Task details >> Find the string "DEBUG" and gather every line that holds it.

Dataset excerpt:
☆ ☆ ☆

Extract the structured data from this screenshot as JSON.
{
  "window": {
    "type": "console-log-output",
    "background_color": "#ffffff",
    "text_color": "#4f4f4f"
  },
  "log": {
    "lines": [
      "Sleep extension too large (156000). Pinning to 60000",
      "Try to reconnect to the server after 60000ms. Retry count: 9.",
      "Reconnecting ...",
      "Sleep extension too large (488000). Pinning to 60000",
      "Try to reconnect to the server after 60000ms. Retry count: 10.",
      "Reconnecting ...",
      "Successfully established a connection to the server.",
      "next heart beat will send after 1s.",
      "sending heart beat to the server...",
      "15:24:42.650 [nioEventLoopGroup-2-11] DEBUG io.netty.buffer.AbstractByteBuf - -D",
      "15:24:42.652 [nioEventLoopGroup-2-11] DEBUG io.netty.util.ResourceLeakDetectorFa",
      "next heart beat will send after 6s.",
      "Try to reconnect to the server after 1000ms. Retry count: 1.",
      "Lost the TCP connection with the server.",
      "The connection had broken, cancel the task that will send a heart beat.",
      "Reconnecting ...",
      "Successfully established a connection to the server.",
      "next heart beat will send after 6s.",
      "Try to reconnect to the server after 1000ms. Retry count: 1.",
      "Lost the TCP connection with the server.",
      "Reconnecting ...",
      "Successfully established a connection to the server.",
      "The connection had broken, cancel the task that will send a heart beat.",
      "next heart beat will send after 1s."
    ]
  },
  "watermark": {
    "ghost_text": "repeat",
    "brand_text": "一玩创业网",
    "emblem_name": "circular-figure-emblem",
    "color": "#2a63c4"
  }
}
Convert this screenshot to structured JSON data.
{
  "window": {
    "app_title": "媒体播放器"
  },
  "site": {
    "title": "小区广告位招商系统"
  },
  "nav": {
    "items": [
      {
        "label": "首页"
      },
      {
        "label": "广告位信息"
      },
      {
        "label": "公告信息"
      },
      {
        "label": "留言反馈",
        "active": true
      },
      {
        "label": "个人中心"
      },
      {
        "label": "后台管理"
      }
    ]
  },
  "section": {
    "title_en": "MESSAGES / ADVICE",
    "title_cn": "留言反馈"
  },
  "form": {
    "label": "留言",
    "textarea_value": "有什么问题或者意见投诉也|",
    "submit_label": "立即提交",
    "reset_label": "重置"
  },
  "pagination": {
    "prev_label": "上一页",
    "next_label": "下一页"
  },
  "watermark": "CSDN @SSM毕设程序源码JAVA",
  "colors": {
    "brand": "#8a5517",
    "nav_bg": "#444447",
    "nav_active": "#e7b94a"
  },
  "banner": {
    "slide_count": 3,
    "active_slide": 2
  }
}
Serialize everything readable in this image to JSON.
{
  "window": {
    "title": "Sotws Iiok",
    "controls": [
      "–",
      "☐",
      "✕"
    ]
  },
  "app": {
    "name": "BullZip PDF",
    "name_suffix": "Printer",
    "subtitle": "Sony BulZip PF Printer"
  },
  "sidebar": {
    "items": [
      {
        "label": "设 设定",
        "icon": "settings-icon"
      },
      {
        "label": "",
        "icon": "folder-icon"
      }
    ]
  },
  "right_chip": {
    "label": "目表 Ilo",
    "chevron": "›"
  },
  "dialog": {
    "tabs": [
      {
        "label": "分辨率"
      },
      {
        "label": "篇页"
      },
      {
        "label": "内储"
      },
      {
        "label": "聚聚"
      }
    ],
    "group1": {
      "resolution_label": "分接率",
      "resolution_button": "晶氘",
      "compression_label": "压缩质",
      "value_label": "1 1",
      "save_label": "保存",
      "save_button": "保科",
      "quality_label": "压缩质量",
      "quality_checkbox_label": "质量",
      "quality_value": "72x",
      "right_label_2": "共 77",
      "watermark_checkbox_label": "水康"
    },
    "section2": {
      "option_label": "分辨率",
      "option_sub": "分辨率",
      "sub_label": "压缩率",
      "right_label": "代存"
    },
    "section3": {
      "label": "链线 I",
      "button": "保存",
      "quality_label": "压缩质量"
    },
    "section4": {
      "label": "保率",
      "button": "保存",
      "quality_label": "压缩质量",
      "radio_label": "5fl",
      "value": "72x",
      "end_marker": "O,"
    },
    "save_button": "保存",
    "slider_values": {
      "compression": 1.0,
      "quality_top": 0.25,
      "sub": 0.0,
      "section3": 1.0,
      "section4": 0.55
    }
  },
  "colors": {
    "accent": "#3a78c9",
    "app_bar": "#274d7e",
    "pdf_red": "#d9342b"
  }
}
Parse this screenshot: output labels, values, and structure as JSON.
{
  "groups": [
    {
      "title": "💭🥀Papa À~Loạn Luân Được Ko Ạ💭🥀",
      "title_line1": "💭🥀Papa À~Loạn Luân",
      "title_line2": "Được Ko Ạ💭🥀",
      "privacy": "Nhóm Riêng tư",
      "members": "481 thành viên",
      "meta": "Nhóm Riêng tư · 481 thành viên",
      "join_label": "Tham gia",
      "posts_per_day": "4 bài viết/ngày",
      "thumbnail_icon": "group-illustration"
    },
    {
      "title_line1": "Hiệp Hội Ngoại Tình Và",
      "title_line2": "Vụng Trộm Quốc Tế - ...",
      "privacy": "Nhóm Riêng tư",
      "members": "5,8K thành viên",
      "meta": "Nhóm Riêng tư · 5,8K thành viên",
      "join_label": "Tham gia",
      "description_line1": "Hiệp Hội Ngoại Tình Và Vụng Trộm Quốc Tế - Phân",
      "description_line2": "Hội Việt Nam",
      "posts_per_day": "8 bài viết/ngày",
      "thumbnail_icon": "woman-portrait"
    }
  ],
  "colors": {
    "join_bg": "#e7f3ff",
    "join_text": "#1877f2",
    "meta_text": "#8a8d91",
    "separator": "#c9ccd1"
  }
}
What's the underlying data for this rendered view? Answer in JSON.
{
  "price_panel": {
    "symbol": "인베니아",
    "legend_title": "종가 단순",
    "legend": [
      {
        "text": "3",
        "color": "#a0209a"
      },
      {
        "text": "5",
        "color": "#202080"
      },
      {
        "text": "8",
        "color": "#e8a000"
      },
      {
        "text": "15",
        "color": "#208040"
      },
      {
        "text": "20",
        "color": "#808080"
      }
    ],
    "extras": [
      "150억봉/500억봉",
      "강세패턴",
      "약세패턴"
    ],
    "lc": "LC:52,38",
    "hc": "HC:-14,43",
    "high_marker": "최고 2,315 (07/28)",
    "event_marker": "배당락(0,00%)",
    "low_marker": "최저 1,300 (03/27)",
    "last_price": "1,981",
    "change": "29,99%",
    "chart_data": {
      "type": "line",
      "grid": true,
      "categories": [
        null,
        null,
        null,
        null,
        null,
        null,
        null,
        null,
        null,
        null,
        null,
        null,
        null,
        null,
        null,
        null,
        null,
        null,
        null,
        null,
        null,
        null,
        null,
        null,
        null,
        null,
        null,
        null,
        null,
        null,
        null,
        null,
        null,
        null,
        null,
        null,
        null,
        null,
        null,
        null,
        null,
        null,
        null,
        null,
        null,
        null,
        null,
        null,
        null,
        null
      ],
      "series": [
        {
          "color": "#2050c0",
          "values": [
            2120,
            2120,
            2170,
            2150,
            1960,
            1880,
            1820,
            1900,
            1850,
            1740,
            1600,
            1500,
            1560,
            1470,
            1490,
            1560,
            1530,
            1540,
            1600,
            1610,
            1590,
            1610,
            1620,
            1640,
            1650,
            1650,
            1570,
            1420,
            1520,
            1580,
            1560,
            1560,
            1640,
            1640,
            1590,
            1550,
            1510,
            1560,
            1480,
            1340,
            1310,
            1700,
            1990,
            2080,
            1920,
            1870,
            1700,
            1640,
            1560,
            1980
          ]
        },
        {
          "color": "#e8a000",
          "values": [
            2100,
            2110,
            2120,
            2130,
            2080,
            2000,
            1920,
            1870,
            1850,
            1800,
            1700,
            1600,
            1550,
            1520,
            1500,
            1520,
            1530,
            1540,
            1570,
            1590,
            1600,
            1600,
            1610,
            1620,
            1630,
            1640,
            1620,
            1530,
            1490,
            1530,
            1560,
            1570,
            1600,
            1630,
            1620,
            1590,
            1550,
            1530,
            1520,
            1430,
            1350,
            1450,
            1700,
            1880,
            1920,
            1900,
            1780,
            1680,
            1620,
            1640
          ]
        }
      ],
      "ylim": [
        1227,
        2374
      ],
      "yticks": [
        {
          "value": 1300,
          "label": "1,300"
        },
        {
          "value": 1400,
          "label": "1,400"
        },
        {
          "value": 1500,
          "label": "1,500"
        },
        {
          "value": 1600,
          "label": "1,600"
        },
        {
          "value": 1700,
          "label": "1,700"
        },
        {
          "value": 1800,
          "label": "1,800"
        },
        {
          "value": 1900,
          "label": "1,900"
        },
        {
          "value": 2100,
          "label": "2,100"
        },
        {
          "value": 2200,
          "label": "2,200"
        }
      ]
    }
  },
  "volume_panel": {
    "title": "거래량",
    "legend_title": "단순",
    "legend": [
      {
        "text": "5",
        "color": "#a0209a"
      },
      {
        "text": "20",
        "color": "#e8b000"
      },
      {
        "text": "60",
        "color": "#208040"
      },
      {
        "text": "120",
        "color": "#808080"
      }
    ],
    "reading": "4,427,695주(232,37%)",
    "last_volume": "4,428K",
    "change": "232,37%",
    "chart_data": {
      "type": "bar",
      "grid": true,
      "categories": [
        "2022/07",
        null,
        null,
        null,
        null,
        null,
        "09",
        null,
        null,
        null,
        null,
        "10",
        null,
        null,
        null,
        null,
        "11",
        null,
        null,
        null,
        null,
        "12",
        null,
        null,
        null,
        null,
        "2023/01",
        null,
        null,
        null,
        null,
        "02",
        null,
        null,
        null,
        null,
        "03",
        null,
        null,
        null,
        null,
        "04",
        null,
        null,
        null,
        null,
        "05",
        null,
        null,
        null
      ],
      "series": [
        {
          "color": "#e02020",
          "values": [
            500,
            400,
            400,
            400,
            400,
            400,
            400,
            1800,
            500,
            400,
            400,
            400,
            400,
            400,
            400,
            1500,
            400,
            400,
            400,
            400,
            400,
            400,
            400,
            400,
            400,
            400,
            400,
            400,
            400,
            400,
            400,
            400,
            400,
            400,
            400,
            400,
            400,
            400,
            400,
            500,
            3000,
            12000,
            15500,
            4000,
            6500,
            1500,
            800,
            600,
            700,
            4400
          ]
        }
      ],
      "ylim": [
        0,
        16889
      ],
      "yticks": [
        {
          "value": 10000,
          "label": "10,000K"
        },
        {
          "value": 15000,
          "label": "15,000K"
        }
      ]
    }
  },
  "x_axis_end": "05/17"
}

☆ ☆ ☆

Solution for this problem >>
      "15:24:42.650 [nioEventLoopGroup-2-11] DEBUG io.netty.buffer.AbstractByteBuf - -D",
      "15:24:42.652 [nioEventLoopGroup-2-11] DEBUG io.netty.util.ResourceLeakDetectorFa",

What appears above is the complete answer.